● Aim of the exercise
Each entry below should be returned exactly as is, with the pictures removed.

● Data
====================

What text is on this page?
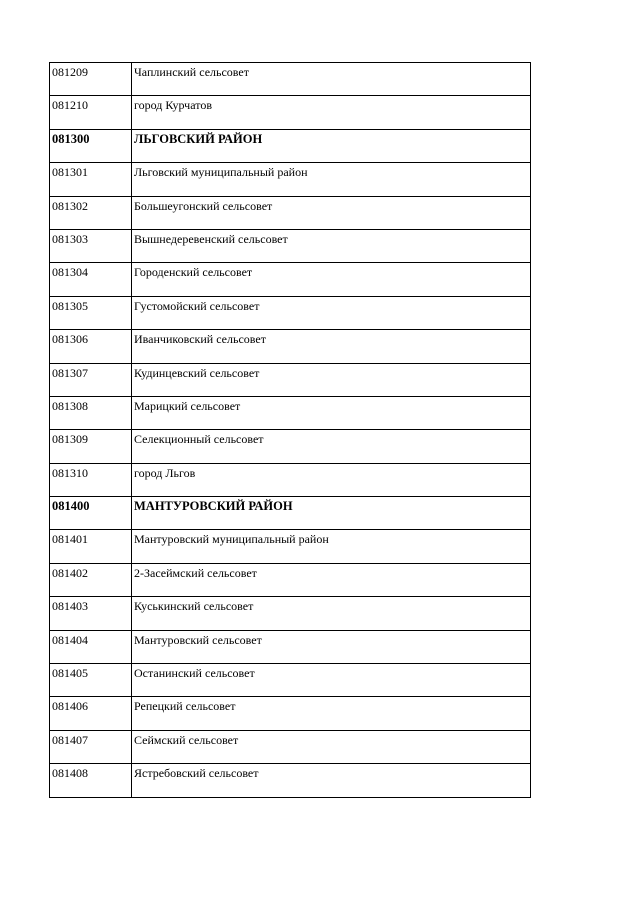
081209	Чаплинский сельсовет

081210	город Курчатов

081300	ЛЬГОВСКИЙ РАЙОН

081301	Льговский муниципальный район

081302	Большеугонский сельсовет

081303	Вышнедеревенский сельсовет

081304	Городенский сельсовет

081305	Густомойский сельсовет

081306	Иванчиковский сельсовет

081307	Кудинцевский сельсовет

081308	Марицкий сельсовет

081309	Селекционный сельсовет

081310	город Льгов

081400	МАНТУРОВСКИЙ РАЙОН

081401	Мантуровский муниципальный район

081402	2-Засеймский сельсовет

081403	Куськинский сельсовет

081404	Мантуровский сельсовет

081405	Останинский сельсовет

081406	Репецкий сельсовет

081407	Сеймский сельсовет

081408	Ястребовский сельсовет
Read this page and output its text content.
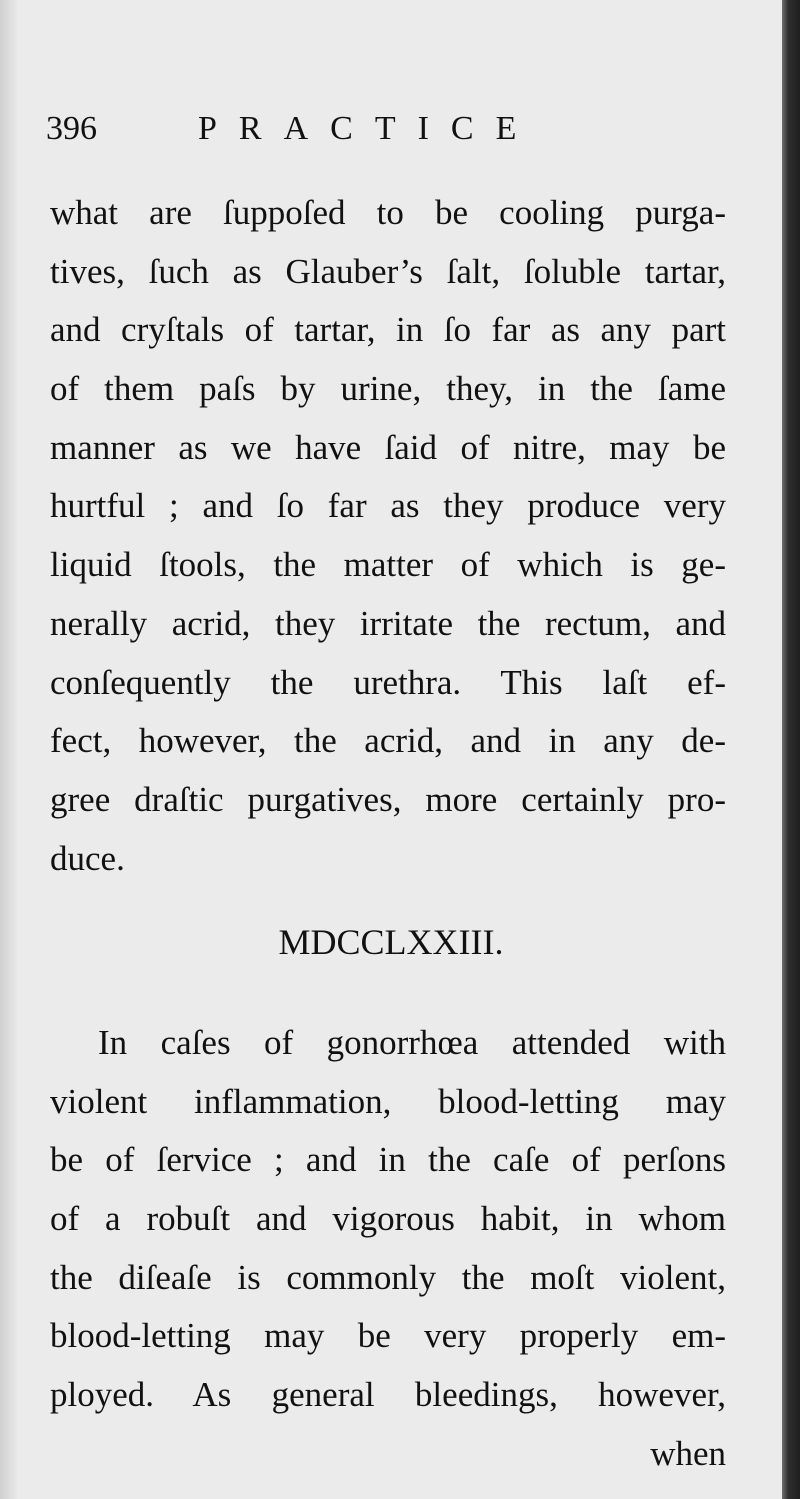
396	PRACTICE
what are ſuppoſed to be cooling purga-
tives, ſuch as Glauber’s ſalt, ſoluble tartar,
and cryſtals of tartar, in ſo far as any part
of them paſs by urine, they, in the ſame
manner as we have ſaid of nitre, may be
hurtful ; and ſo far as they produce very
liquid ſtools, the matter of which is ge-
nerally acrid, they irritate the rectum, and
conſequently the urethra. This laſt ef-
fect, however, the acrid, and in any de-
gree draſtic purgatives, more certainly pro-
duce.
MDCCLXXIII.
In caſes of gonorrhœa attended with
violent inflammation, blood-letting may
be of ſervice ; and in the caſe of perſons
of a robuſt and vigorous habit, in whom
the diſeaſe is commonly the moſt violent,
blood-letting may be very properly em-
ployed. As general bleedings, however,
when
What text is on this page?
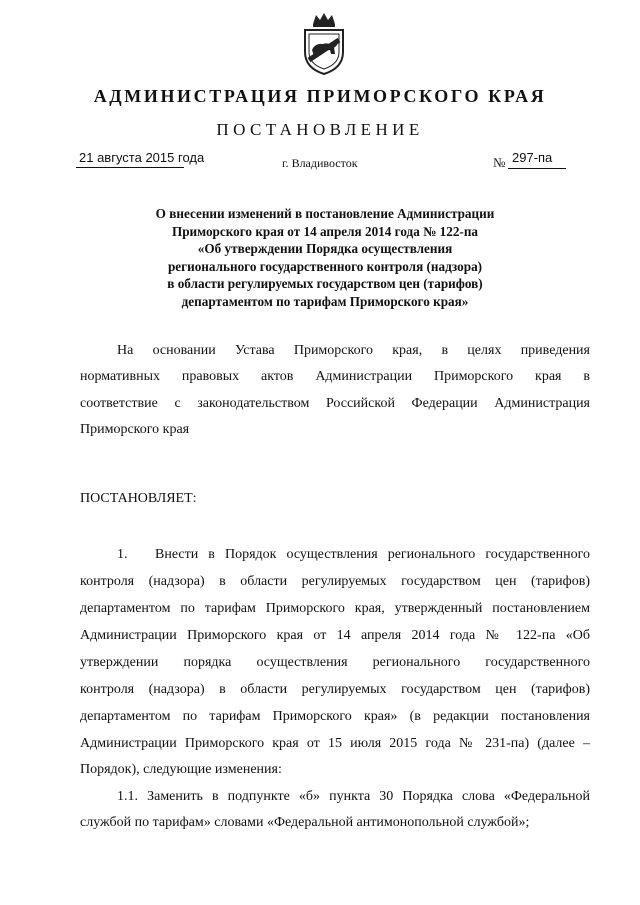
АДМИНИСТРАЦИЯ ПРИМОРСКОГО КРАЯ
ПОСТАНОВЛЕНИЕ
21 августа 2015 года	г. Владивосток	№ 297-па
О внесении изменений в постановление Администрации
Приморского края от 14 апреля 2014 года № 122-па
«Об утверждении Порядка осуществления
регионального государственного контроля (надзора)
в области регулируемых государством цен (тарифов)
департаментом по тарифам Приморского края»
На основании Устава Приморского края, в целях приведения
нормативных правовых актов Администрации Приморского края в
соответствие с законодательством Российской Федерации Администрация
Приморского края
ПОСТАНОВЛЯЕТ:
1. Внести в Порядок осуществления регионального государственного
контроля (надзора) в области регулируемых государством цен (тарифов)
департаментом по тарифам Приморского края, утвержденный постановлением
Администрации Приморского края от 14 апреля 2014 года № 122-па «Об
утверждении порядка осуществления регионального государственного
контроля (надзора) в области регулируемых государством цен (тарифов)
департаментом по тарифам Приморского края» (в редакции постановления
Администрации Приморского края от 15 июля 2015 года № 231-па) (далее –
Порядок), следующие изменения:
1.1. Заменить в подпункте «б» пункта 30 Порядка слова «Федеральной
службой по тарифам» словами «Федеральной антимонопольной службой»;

====================

● Exercise result
What text is on this page?
081209	Чаплинский сельсовет

081210	город Курчатов

081300	ЛЬГОВСКИЙ РАЙОН

081301	Льговский муниципальный район

081302	Большеугонский сельсовет

081303	Вышнедеревенский сельсовет

081304	Городенский сельсовет

081305	Густомойский сельсовет

081306	Иванчиковский сельсовет

081307	Кудинцевский сельсовет

081308	Марицкий сельсовет

081309	Селекционный сельсовет

081310	город Льгов

081400	МАНТУРОВСКИЙ РАЙОН

081401	Мантуровский муниципальный район

081402	2-Засеймский сельсовет

081403	Куськинский сельсовет

081404	Мантуровский сельсовет

081405	Останинский сельсовет

081406	Репецкий сельсовет

081407	Сеймский сельсовет

081408	Ястребовский сельсовет
Read this page and output its text content.
396	PRACTICE
what are ſuppoſed to be cooling purga-
tives, ſuch as Glauber’s ſalt, ſoluble tartar,
and cryſtals of tartar, in ſo far as any part
of them paſs by urine, they, in the ſame
manner as we have ſaid of nitre, may be
hurtful ; and ſo far as they produce very
liquid ſtools, the matter of which is ge-
nerally acrid, they irritate the rectum, and
conſequently the urethra. This laſt ef-
fect, however, the acrid, and in any de-
gree draſtic purgatives, more certainly pro-
duce.
MDCCLXXIII.
In caſes of gonorrhœa attended with
violent inflammation, blood-letting may
be of ſervice ; and in the caſe of perſons
of a robuſt and vigorous habit, in whom
the diſeaſe is commonly the moſt violent,
blood-letting may be very properly em-
ployed. As general bleedings, however,
when
What text is on this page?
АДМИНИСТРАЦИЯ ПРИМОРСКОГО КРАЯ
ПОСТАНОВЛЕНИЕ
21 августа 2015 года	г. Владивосток	№ 297-па
О внесении изменений в постановление Администрации
Приморского края от 14 апреля 2014 года № 122-па
«Об утверждении Порядка осуществления
регионального государственного контроля (надзора)
в области регулируемых государством цен (тарифов)
департаментом по тарифам Приморского края»
На основании Устава Приморского края, в целях приведения
нормативных правовых актов Администрации Приморского края в
соответствие с законодательством Российской Федерации Администрация
Приморского края
ПОСТАНОВЛЯЕТ:
1. Внести в Порядок осуществления регионального государственного
контроля (надзора) в области регулируемых государством цен (тарифов)
департаментом по тарифам Приморского края, утвержденный постановлением
Администрации Приморского края от 14 апреля 2014 года № 122-па «Об
утверждении порядка осуществления регионального государственного
контроля (надзора) в области регулируемых государством цен (тарифов)
департаментом по тарифам Приморского края» (в редакции постановления
Администрации Приморского края от 15 июля 2015 года № 231-па) (далее –
Порядок), следующие изменения:
1.1. Заменить в подпункте «б» пункта 30 Порядка слова «Федеральной
службой по тарифам» словами «Федеральной антимонопольной службой»;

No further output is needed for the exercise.